— TO DO —
Give the entries again, word for word.

————————

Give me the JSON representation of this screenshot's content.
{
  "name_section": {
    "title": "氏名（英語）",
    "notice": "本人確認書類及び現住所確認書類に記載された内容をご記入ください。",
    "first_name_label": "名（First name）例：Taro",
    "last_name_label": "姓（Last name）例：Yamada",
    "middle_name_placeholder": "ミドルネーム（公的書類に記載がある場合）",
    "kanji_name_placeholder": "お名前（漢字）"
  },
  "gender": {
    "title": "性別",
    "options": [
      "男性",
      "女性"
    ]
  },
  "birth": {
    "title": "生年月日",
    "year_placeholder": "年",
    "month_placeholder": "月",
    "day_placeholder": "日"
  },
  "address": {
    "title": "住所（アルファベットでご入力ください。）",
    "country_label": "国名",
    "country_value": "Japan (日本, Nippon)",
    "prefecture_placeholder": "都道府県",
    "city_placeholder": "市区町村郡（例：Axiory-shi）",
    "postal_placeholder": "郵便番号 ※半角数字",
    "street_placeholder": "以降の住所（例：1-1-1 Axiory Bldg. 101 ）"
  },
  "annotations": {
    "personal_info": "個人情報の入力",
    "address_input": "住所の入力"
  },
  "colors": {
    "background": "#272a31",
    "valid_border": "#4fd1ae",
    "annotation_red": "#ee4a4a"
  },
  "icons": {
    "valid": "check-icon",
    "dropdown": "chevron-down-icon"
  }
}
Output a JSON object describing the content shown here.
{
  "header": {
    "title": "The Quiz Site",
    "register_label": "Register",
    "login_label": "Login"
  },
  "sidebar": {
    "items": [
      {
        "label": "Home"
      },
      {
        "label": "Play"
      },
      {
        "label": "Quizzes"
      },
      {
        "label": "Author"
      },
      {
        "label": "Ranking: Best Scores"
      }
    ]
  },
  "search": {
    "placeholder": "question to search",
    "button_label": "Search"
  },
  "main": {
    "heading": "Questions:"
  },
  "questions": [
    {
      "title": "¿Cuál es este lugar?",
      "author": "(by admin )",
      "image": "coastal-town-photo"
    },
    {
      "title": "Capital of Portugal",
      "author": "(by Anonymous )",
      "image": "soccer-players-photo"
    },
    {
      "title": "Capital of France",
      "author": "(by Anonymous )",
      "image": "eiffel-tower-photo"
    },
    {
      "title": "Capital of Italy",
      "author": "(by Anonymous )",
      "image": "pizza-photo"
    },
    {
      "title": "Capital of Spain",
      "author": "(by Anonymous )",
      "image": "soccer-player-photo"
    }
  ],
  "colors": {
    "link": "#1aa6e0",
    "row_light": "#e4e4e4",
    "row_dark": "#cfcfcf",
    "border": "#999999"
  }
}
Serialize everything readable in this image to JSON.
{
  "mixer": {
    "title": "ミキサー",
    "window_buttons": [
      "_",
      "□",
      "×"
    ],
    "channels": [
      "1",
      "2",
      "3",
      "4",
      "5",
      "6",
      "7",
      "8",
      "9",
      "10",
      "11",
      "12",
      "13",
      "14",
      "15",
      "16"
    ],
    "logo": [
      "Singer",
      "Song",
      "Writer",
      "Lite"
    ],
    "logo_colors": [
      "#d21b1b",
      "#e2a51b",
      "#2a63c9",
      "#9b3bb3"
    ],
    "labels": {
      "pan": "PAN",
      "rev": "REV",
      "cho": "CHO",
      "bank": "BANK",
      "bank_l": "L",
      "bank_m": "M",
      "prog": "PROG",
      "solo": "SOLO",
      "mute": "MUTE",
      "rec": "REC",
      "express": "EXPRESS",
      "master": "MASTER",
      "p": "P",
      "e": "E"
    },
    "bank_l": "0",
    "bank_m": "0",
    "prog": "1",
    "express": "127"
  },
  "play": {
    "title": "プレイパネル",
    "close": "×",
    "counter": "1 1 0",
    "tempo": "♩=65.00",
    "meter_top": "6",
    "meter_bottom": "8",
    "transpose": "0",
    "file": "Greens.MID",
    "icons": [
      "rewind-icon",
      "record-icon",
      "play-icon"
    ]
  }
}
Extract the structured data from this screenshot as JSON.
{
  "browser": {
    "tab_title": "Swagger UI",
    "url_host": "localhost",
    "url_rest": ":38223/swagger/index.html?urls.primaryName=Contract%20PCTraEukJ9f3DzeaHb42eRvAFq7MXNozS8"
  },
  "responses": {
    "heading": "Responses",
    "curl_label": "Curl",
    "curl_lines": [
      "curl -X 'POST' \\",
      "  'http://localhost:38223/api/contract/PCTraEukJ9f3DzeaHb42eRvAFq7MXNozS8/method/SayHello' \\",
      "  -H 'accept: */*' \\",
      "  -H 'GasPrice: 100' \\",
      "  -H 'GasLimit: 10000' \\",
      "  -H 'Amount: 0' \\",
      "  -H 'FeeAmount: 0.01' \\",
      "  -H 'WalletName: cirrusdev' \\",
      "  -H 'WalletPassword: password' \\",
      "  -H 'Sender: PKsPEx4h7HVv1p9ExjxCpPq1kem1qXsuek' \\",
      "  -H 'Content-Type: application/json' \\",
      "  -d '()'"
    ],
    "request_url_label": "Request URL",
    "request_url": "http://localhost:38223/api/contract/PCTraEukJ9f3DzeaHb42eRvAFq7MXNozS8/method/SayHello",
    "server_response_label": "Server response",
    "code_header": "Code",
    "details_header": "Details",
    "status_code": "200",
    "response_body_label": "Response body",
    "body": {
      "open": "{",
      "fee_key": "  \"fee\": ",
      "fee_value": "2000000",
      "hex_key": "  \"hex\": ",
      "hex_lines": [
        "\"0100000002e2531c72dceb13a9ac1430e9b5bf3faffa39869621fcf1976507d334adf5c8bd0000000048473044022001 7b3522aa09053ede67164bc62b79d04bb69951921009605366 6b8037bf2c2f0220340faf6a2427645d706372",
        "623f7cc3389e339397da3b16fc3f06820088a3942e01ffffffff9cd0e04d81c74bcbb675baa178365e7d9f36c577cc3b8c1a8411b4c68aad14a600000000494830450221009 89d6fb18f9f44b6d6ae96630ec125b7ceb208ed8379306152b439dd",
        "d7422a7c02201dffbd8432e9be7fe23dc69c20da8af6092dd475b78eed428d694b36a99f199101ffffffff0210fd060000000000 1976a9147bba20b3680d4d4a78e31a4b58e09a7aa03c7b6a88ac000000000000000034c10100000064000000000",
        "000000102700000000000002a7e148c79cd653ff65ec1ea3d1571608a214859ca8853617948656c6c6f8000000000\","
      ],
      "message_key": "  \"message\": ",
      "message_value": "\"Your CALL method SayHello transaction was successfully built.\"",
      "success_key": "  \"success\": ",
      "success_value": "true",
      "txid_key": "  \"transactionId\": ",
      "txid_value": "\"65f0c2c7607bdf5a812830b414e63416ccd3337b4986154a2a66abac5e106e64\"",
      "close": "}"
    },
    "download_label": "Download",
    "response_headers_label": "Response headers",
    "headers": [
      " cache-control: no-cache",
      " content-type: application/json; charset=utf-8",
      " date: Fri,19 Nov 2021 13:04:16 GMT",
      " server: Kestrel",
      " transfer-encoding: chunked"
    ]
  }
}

————————

— WORKED ANSWER —
Give me the JSON representation of this screenshot's content.
{
  "name_section": {
    "title": "氏名（英語）",
    "notice": "本人確認書類及び現住所確認書類に記載された内容をご記入ください。",
    "first_name_label": "名（First name）例：Taro",
    "last_name_label": "姓（Last name）例：Yamada",
    "middle_name_placeholder": "ミドルネーム（公的書類に記載がある場合）",
    "kanji_name_placeholder": "お名前（漢字）"
  },
  "gender": {
    "title": "性別",
    "options": [
      "男性",
      "女性"
    ]
  },
  "birth": {
    "title": "生年月日",
    "year_placeholder": "年",
    "month_placeholder": "月",
    "day_placeholder": "日"
  },
  "address": {
    "title": "住所（アルファベットでご入力ください。）",
    "country_label": "国名",
    "country_value": "Japan (日本, Nippon)",
    "prefecture_placeholder": "都道府県",
    "city_placeholder": "市区町村郡（例：Axiory-shi）",
    "postal_placeholder": "郵便番号 ※半角数字",
    "street_placeholder": "以降の住所（例：1-1-1 Axiory Bldg. 101 ）"
  },
  "annotations": {
    "personal_info": "個人情報の入力",
    "address_input": "住所の入力"
  },
  "colors": {
    "background": "#272a31",
    "valid_border": "#4fd1ae",
    "annotation_red": "#ee4a4a"
  },
  "icons": {
    "valid": "check-icon",
    "dropdown": "chevron-down-icon"
  }
}
Output a JSON object describing the content shown here.
{
  "header": {
    "title": "The Quiz Site",
    "register_label": "Register",
    "login_label": "Login"
  },
  "sidebar": {
    "items": [
      {
        "label": "Home"
      },
      {
        "label": "Play"
      },
      {
        "label": "Quizzes"
      },
      {
        "label": "Author"
      },
      {
        "label": "Ranking: Best Scores"
      }
    ]
  },
  "search": {
    "placeholder": "question to search",
    "button_label": "Search"
  },
  "main": {
    "heading": "Questions:"
  },
  "questions": [
    {
      "title": "¿Cuál es este lugar?",
      "author": "(by admin )",
      "image": "coastal-town-photo"
    },
    {
      "title": "Capital of Portugal",
      "author": "(by Anonymous )",
      "image": "soccer-players-photo"
    },
    {
      "title": "Capital of France",
      "author": "(by Anonymous )",
      "image": "eiffel-tower-photo"
    },
    {
      "title": "Capital of Italy",
      "author": "(by Anonymous )",
      "image": "pizza-photo"
    },
    {
      "title": "Capital of Spain",
      "author": "(by Anonymous )",
      "image": "soccer-player-photo"
    }
  ],
  "colors": {
    "link": "#1aa6e0",
    "row_light": "#e4e4e4",
    "row_dark": "#cfcfcf",
    "border": "#999999"
  }
}
Serialize everything readable in this image to JSON.
{
  "mixer": {
    "title": "ミキサー",
    "window_buttons": [
      "_",
      "□",
      "×"
    ],
    "channels": [
      "1",
      "2",
      "3",
      "4",
      "5",
      "6",
      "7",
      "8",
      "9",
      "10",
      "11",
      "12",
      "13",
      "14",
      "15",
      "16"
    ],
    "logo": [
      "Singer",
      "Song",
      "Writer",
      "Lite"
    ],
    "logo_colors": [
      "#d21b1b",
      "#e2a51b",
      "#2a63c9",
      "#9b3bb3"
    ],
    "labels": {
      "pan": "PAN",
      "rev": "REV",
      "cho": "CHO",
      "bank": "BANK",
      "bank_l": "L",
      "bank_m": "M",
      "prog": "PROG",
      "solo": "SOLO",
      "mute": "MUTE",
      "rec": "REC",
      "express": "EXPRESS",
      "master": "MASTER",
      "p": "P",
      "e": "E"
    },
    "bank_l": "0",
    "bank_m": "0",
    "prog": "1",
    "express": "127"
  },
  "play": {
    "title": "プレイパネル",
    "close": "×",
    "counter": "1 1 0",
    "tempo": "♩=65.00",
    "meter_top": "6",
    "meter_bottom": "8",
    "transpose": "0",
    "file": "Greens.MID",
    "icons": [
      "rewind-icon",
      "record-icon",
      "play-icon"
    ]
  }
}
Extract the structured data from this screenshot as JSON.
{
  "browser": {
    "tab_title": "Swagger UI",
    "url_host": "localhost",
    "url_rest": ":38223/swagger/index.html?urls.primaryName=Contract%20PCTraEukJ9f3DzeaHb42eRvAFq7MXNozS8"
  },
  "responses": {
    "heading": "Responses",
    "curl_label": "Curl",
    "curl_lines": [
      "curl -X 'POST' \\",
      "  'http://localhost:38223/api/contract/PCTraEukJ9f3DzeaHb42eRvAFq7MXNozS8/method/SayHello' \\",
      "  -H 'accept: */*' \\",
      "  -H 'GasPrice: 100' \\",
      "  -H 'GasLimit: 10000' \\",
      "  -H 'Amount: 0' \\",
      "  -H 'FeeAmount: 0.01' \\",
      "  -H 'WalletName: cirrusdev' \\",
      "  -H 'WalletPassword: password' \\",
      "  -H 'Sender: PKsPEx4h7HVv1p9ExjxCpPq1kem1qXsuek' \\",
      "  -H 'Content-Type: application/json' \\",
      "  -d '()'"
    ],
    "request_url_label": "Request URL",
    "request_url": "http://localhost:38223/api/contract/PCTraEukJ9f3DzeaHb42eRvAFq7MXNozS8/method/SayHello",
    "server_response_label": "Server response",
    "code_header": "Code",
    "details_header": "Details",
    "status_code": "200",
    "response_body_label": "Response body",
    "body": {
      "open": "{",
      "fee_key": "  \"fee\": ",
      "fee_value": "2000000",
      "hex_key": "  \"hex\": ",
      "hex_lines": [
        "\"0100000002e2531c72dceb13a9ac1430e9b5bf3faffa39869621fcf1976507d334adf5c8bd0000000048473044022001 7b3522aa09053ede67164bc62b79d04bb69951921009605366 6b8037bf2c2f0220340faf6a2427645d706372",
        "623f7cc3389e339397da3b16fc3f06820088a3942e01ffffffff9cd0e04d81c74bcbb675baa178365e7d9f36c577cc3b8c1a8411b4c68aad14a600000000494830450221009 89d6fb18f9f44b6d6ae96630ec125b7ceb208ed8379306152b439dd",
        "d7422a7c02201dffbd8432e9be7fe23dc69c20da8af6092dd475b78eed428d694b36a99f199101ffffffff0210fd060000000000 1976a9147bba20b3680d4d4a78e31a4b58e09a7aa03c7b6a88ac000000000000000034c10100000064000000000",
        "000000102700000000000002a7e148c79cd653ff65ec1ea3d1571608a214859ca8853617948656c6c6f8000000000\","
      ],
      "message_key": "  \"message\": ",
      "message_value": "\"Your CALL method SayHello transaction was successfully built.\"",
      "success_key": "  \"success\": ",
      "success_value": "true",
      "txid_key": "  \"transactionId\": ",
      "txid_value": "\"65f0c2c7607bdf5a812830b414e63416ccd3337b4986154a2a66abac5e106e64\"",
      "close": "}"
    },
    "download_label": "Download",
    "response_headers_label": "Response headers",
    "headers": [
      " cache-control: no-cache",
      " content-type: application/json; charset=utf-8",
      " date: Fri,19 Nov 2021 13:04:16 GMT",
      " server: Kestrel",
      " transfer-encoding: chunked"
    ]
  }
}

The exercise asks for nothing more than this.